**Work to be completed**
The listing that follows should be copied in full, exactly as written.

------ Records supplied ------

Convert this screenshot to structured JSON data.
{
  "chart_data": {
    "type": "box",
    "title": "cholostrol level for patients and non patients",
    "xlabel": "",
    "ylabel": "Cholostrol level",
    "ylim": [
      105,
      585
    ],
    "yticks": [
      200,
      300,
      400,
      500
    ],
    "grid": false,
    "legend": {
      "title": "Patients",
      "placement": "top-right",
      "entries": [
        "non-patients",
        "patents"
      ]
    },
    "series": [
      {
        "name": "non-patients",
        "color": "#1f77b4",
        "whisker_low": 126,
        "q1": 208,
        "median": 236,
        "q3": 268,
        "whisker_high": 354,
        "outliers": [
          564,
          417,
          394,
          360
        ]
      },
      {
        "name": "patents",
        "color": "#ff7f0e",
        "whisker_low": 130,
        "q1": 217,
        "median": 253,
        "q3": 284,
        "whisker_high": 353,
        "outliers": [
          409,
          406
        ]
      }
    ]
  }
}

------

**Output of the task**
Convert this screenshot to structured JSON data.
{
  "chart_data": {
    "type": "box",
    "title": "cholostrol level for patients and non patients",
    "xlabel": "",
    "ylabel": "Cholostrol level",
    "ylim": [
      105,
      585
    ],
    "yticks": [
      200,
      300,
      400,
      500
    ],
    "grid": false,
    "legend": {
      "title": "Patients",
      "placement": "top-right",
      "entries": [
        "non-patients",
        "patents"
      ]
    },
    "series": [
      {
        "name": "non-patients",
        "color": "#1f77b4",
        "whisker_low": 126,
        "q1": 208,
        "median": 236,
        "q3": 268,
        "whisker_high": 354,
        "outliers": [
          564,
          417,
          394,
          360
        ]
      },
      {
        "name": "patents",
        "color": "#ff7f0e",
        "whisker_low": 130,
        "q1": 217,
        "median": 253,
        "q3": 284,
        "whisker_high": 353,
        "outliers": [
          409,
          406
        ]
      }
    ]
  }
}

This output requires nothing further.